### Exercise details
Reproduce the lines of the records verbatim, from the line containing "navigator-tick-label: 1970 bbox=[564, 455, 595, 469]" to the line containing "y-tick-label: 18,000 bbox=[56, 197, 102, 212]", with both of those lines included.

### Exercise materials
[BEGIN]

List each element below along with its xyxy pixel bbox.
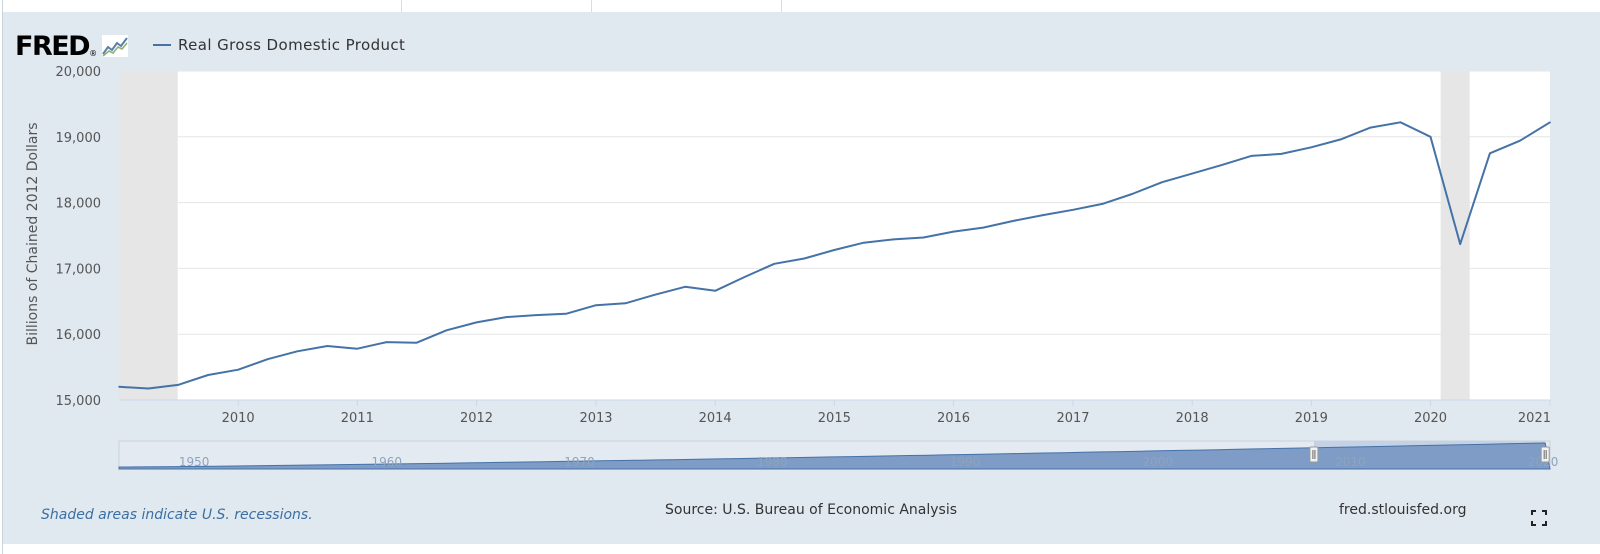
navigator-tick-label: 1970 bbox=[564, 455, 595, 469]
data-point bbox=[565, 313, 567, 315]
line-chart-icon bbox=[102, 35, 129, 57]
x-tick-label: 2012 bbox=[460, 411, 493, 426]
data-point bbox=[803, 257, 806, 260]
legend-series-label: Real Gross Domestic Product bbox=[178, 36, 406, 54]
data-point bbox=[118, 386, 120, 388]
y-tick-label: 19,000 bbox=[56, 131, 102, 146]
x-tick-label: 2013 bbox=[579, 411, 612, 426]
data-point bbox=[684, 286, 686, 288]
data-point bbox=[595, 304, 597, 307]
data-point bbox=[1072, 209, 1074, 211]
data-point bbox=[833, 249, 836, 251]
y-tick-label: 18,000 bbox=[56, 197, 102, 212]
data-point bbox=[1459, 243, 1462, 245]
data-point bbox=[326, 345, 329, 347]
x-tick-label: 2017 bbox=[1056, 411, 1089, 426]
fullscreen-icon[interactable] bbox=[1531, 510, 1547, 526]
toolbar-divider bbox=[591, 0, 592, 12]
x-tick-label: 2010 bbox=[222, 411, 255, 426]
navigator-left-handle[interactable] bbox=[1309, 446, 1319, 463]
navigator-tick-label: 1980 bbox=[757, 455, 788, 469]
fred-logo-text: FRED bbox=[15, 30, 91, 62]
data-point bbox=[1101, 203, 1104, 205]
y-tick-label: 17,000 bbox=[56, 262, 102, 277]
plot-area bbox=[119, 71, 1550, 400]
data-point bbox=[892, 238, 895, 241]
site-url[interactable]: fred.stlouisfed.org bbox=[1339, 502, 1467, 518]
navigator-tick-label: 1990 bbox=[950, 455, 981, 469]
y-tick-label: 16,000 bbox=[56, 328, 102, 343]
data-point bbox=[1131, 193, 1133, 195]
data-point bbox=[385, 341, 388, 343]
data-point bbox=[177, 384, 179, 386]
fred-logo-registered-mark: ® bbox=[89, 49, 98, 58]
data-point bbox=[714, 289, 716, 292]
data-point bbox=[266, 358, 269, 361]
data-point bbox=[475, 321, 478, 324]
data-point bbox=[1161, 181, 1163, 184]
recession-band bbox=[1440, 71, 1470, 400]
y-axis-label: Billions of Chained 2012 Dollars bbox=[25, 122, 41, 345]
x-tick-label: 2016 bbox=[937, 411, 970, 426]
navigator-overview-area bbox=[118, 442, 1551, 470]
y-tick-label: 20,000 bbox=[56, 65, 102, 80]
data-point bbox=[1012, 220, 1014, 222]
data-point bbox=[356, 347, 359, 350]
data-point bbox=[773, 262, 776, 265]
navigator-tick-label: 1960 bbox=[372, 455, 403, 469]
data-point bbox=[862, 241, 865, 244]
navigator-tick-label: 2010 bbox=[1335, 455, 1366, 469]
data-point bbox=[1339, 138, 1342, 141]
x-tick-label: 2014 bbox=[699, 411, 732, 426]
data-point bbox=[237, 368, 239, 371]
data-point bbox=[1549, 121, 1551, 124]
line-chart: 15,000 16,000 17,000 18,000 19,000 20,000 201… bbox=[25, 65, 1558, 470]
data-point bbox=[1399, 121, 1402, 124]
top-toolbar-strip bbox=[3, 0, 1600, 12]
legend-series-swatch bbox=[153, 44, 171, 46]
data-point bbox=[1280, 153, 1283, 155]
data-point bbox=[415, 341, 418, 344]
navigator-tick-label: 2000 bbox=[1142, 455, 1173, 469]
data-point bbox=[296, 350, 299, 353]
data-point bbox=[654, 293, 656, 296]
x-tick-label: 2018 bbox=[1176, 411, 1209, 426]
data-point bbox=[743, 276, 746, 278]
data-point bbox=[1489, 152, 1491, 155]
data-point bbox=[1220, 164, 1223, 166]
recession-band bbox=[119, 71, 178, 400]
toolbar-divider bbox=[781, 0, 782, 12]
navigator-right-handle[interactable] bbox=[1540, 446, 1550, 463]
fred-logo[interactable]: FRED ® bbox=[15, 28, 129, 64]
data-point bbox=[147, 387, 150, 390]
x-tick-label: 2020 bbox=[1414, 411, 1447, 426]
data-point bbox=[535, 314, 537, 316]
recession-note: Shaded areas indicate U.S. recessions. bbox=[41, 507, 313, 523]
data-point bbox=[922, 236, 925, 239]
data-point bbox=[1310, 146, 1313, 149]
graph-panel: FRED ® Real Gross Domestic Product 15,000… bbox=[3, 12, 1600, 544]
data-point bbox=[952, 230, 955, 233]
x-tick-label: 2019 bbox=[1295, 411, 1328, 426]
data-point bbox=[624, 302, 627, 305]
y-tick-label: 15,000 bbox=[56, 394, 102, 409]
data-point bbox=[445, 329, 448, 332]
data-point bbox=[1250, 155, 1253, 157]
toolbar-divider bbox=[401, 0, 402, 12]
x-tick-label: 2011 bbox=[341, 411, 374, 426]
x-tick-label: 2021 bbox=[1518, 411, 1551, 426]
chart-legend: Real Gross Domestic Product bbox=[153, 36, 405, 54]
x-tick-label: 2015 bbox=[818, 411, 851, 426]
data-point bbox=[982, 226, 985, 229]
data-point bbox=[207, 374, 209, 376]
data-point bbox=[1519, 139, 1521, 142]
data-point bbox=[1369, 126, 1372, 129]
data-point bbox=[1429, 136, 1432, 138]
data-point bbox=[1191, 172, 1193, 175]
source-credit: Source: U.S. Bureau of Economic Analysis bbox=[665, 502, 958, 518]
data-point bbox=[505, 316, 508, 318]
data-point bbox=[1042, 214, 1044, 216]
navigator-tick-label: 1950 bbox=[179, 455, 210, 469]
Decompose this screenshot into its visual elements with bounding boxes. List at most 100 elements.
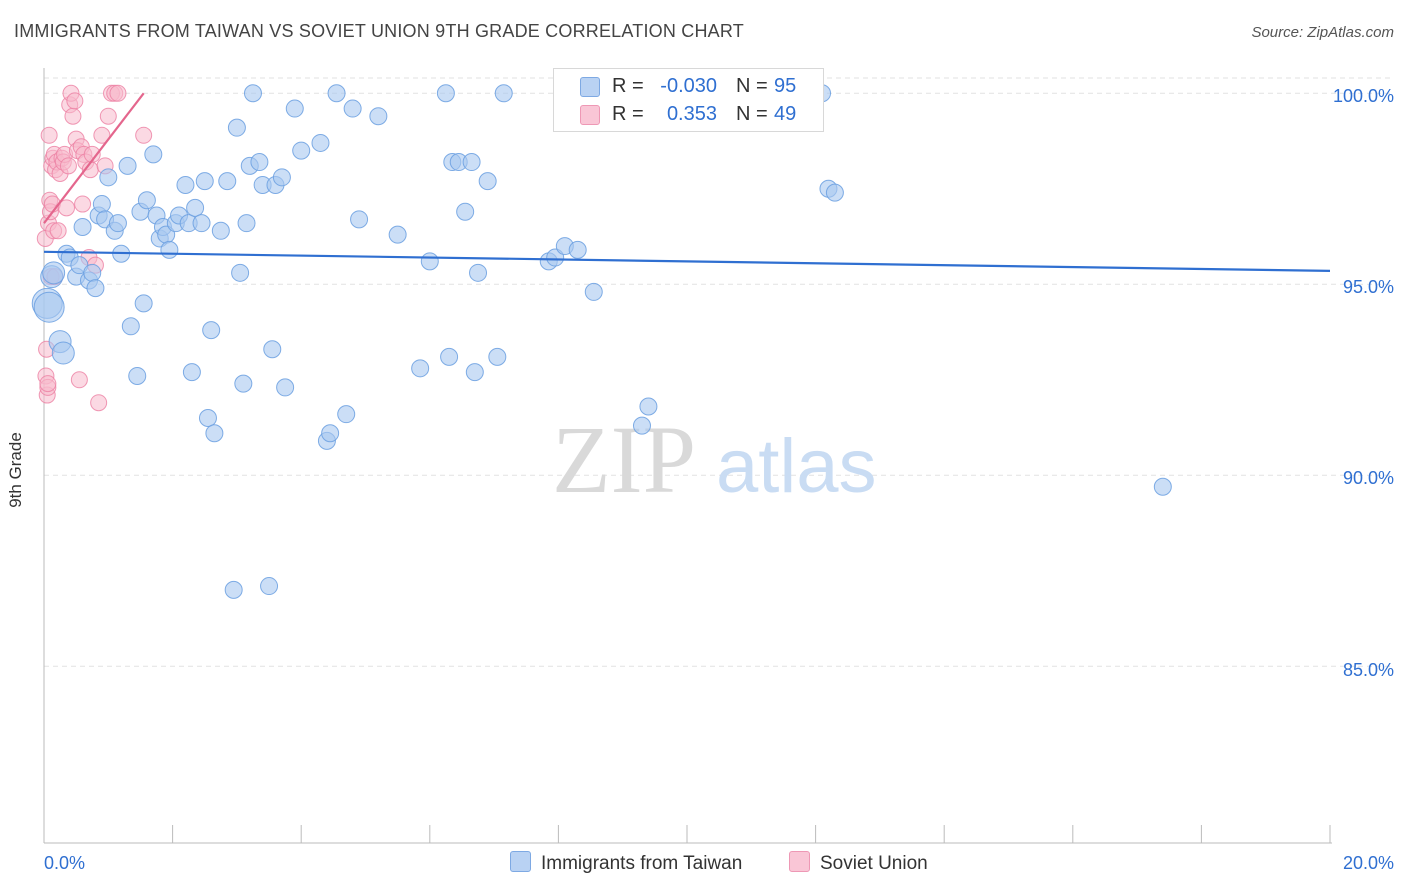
soviet-union-point bbox=[59, 157, 77, 175]
taiwan-point bbox=[456, 202, 475, 221]
taiwan-point bbox=[469, 263, 488, 282]
taiwan-point bbox=[144, 145, 163, 164]
n-label: N = bbox=[736, 75, 768, 97]
taiwan-point bbox=[825, 183, 844, 202]
n-label: N = bbox=[736, 103, 768, 125]
taiwan-point bbox=[42, 261, 66, 285]
taiwan-point bbox=[272, 168, 291, 187]
taiwan-point bbox=[83, 263, 102, 282]
taiwan-point bbox=[276, 378, 295, 397]
soviet-legend-label: Soviet Union bbox=[820, 853, 928, 874]
taiwan-points bbox=[31, 84, 1172, 599]
taiwan-point bbox=[160, 240, 179, 259]
taiwan-point bbox=[186, 198, 205, 217]
taiwan-point bbox=[205, 424, 224, 443]
y-tick-label-95: 95.0% bbox=[1342, 277, 1394, 297]
watermark-zip: ZIP bbox=[552, 406, 696, 513]
soviet-trend-line bbox=[43, 92, 145, 224]
taiwan-point bbox=[51, 341, 75, 365]
soviet-union-point bbox=[83, 145, 101, 163]
taiwan-point bbox=[243, 84, 262, 103]
taiwan-point bbox=[343, 99, 362, 118]
taiwan-point bbox=[234, 374, 253, 393]
soviet-union-point bbox=[70, 371, 88, 389]
taiwan-point bbox=[202, 321, 221, 340]
taiwan-legend-swatch bbox=[510, 851, 531, 872]
watermark-atlas: atlas bbox=[716, 424, 877, 509]
source-label: Source: ZipAtlas.com bbox=[1251, 24, 1394, 41]
taiwan-point bbox=[350, 210, 369, 229]
taiwan-point bbox=[546, 248, 565, 267]
soviet-union-point bbox=[64, 107, 82, 125]
taiwan-point bbox=[92, 195, 111, 214]
y-tick-label-85: 85.0% bbox=[1342, 660, 1394, 680]
soviet-union-point bbox=[90, 394, 108, 412]
taiwan-point bbox=[118, 156, 137, 175]
legend-row-taiwan: R = -0.030 N = 95 bbox=[554, 73, 823, 101]
taiwan-point bbox=[99, 168, 118, 187]
taiwan-point bbox=[568, 240, 587, 259]
taiwan-point bbox=[108, 214, 127, 233]
y-tick-label-100: 100.0% bbox=[1332, 86, 1394, 106]
taiwan-point bbox=[182, 363, 201, 382]
taiwan-point bbox=[327, 84, 346, 103]
taiwan-point bbox=[260, 577, 279, 596]
taiwan-point bbox=[321, 424, 340, 443]
y-axis-label: 9th Grade bbox=[6, 432, 25, 508]
taiwan-point bbox=[195, 172, 214, 191]
taiwan-point bbox=[478, 172, 497, 191]
taiwan-point bbox=[176, 175, 195, 194]
taiwan-point bbox=[420, 252, 439, 271]
soviet-union-point bbox=[66, 92, 84, 110]
x-tick-label-min: 0.0% bbox=[44, 853, 86, 873]
soviet-swatch bbox=[580, 105, 600, 125]
r-value: 0.353 bbox=[666, 103, 717, 125]
taiwan-point bbox=[436, 84, 455, 103]
soviet-union-point bbox=[93, 126, 111, 144]
soviet-union-point bbox=[99, 107, 117, 125]
taiwan-point bbox=[632, 416, 651, 435]
taiwan-point bbox=[462, 153, 481, 172]
taiwan-point bbox=[440, 347, 459, 366]
taiwan-point bbox=[211, 221, 230, 240]
taiwan-point bbox=[488, 347, 507, 366]
taiwan-point bbox=[134, 294, 153, 313]
taiwan-point bbox=[224, 580, 243, 599]
taiwan-legend-label: Immigrants from Taiwan bbox=[541, 853, 743, 874]
taiwan-point bbox=[192, 214, 211, 233]
soviet-union-point bbox=[58, 199, 76, 217]
taiwan-point bbox=[250, 153, 269, 172]
taiwan-point bbox=[388, 225, 407, 244]
n-value: 95 bbox=[774, 75, 797, 97]
taiwan-point bbox=[218, 172, 237, 191]
taiwan-point bbox=[311, 133, 330, 152]
n-value: 49 bbox=[774, 103, 797, 125]
taiwan-point bbox=[86, 279, 105, 298]
taiwan-point bbox=[494, 84, 513, 103]
taiwan-point bbox=[465, 363, 484, 382]
taiwan-point bbox=[584, 282, 603, 301]
y-tick-label-90: 90.0% bbox=[1342, 468, 1394, 488]
bottom-legend-taiwan: Immigrants from Taiwan bbox=[510, 851, 742, 875]
soviet-union-points bbox=[36, 84, 153, 412]
taiwan-point bbox=[337, 405, 356, 424]
taiwan-point bbox=[128, 366, 147, 385]
taiwan-point bbox=[121, 317, 140, 336]
taiwan-point bbox=[411, 359, 430, 378]
taiwan-point bbox=[639, 397, 658, 416]
bottom-legend-soviet: Soviet Union bbox=[789, 851, 928, 875]
taiwan-point bbox=[292, 141, 311, 160]
trend-lines bbox=[43, 92, 1331, 273]
stats-legend: R = -0.030 N = 95 R = 0.353 N = 49 bbox=[553, 68, 824, 132]
taiwan-point bbox=[227, 118, 246, 137]
legend-row-soviet: R = 0.353 N = 49 bbox=[554, 101, 823, 129]
taiwan-point bbox=[263, 340, 282, 359]
soviet-legend-swatch bbox=[789, 851, 810, 872]
taiwan-point bbox=[231, 263, 250, 282]
soviet-union-point bbox=[135, 126, 153, 144]
taiwan-point bbox=[369, 107, 388, 126]
soviet-union-point bbox=[49, 222, 67, 240]
taiwan-point bbox=[285, 99, 304, 118]
taiwan-point bbox=[73, 217, 92, 236]
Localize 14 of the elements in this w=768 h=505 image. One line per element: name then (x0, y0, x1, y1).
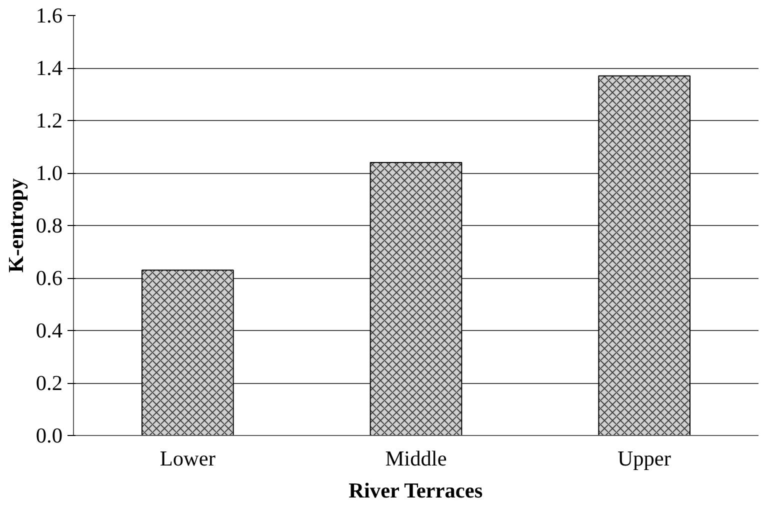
y-tick-label: 0.8 (36, 214, 63, 238)
y-tick-label: 0.4 (36, 318, 63, 342)
x-tick-label: Middle (385, 446, 447, 470)
y-tick-label: 1.2 (36, 108, 63, 132)
y-tick-label: 0.2 (36, 371, 63, 395)
x-axis-title: River Terraces (348, 478, 483, 502)
y-tick-label: 1.0 (36, 161, 63, 185)
y-tick-label: 1.4 (36, 56, 63, 80)
x-tick-label: Upper (618, 446, 671, 470)
x-tick-label: Lower (160, 446, 216, 470)
y-tick-label: 0.6 (36, 266, 63, 290)
y-tick-label: 0.0 (36, 424, 63, 448)
y-axis-title: K-entropy (4, 178, 28, 273)
y-tick-label: 1.6 (36, 4, 63, 28)
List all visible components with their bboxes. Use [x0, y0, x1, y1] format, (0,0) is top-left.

[END]

### Final result
navigator-tick-label: 1970 bbox=[564, 455, 595, 469]
data-point bbox=[565, 313, 567, 315]
line-chart-icon bbox=[102, 35, 129, 57]
x-tick-label: 2012 bbox=[460, 411, 493, 426]
data-point bbox=[803, 257, 806, 260]
legend-series-label: Real Gross Domestic Product bbox=[178, 36, 406, 54]
data-point bbox=[118, 386, 120, 388]
y-tick-label: 19,000 bbox=[56, 131, 102, 146]
x-tick-label: 2013 bbox=[579, 411, 612, 426]
data-point bbox=[684, 286, 686, 288]
data-point bbox=[595, 304, 597, 307]
data-point bbox=[1072, 209, 1074, 211]
data-point bbox=[833, 249, 836, 251]
y-tick-label: 18,000 bbox=[56, 197, 102, 212]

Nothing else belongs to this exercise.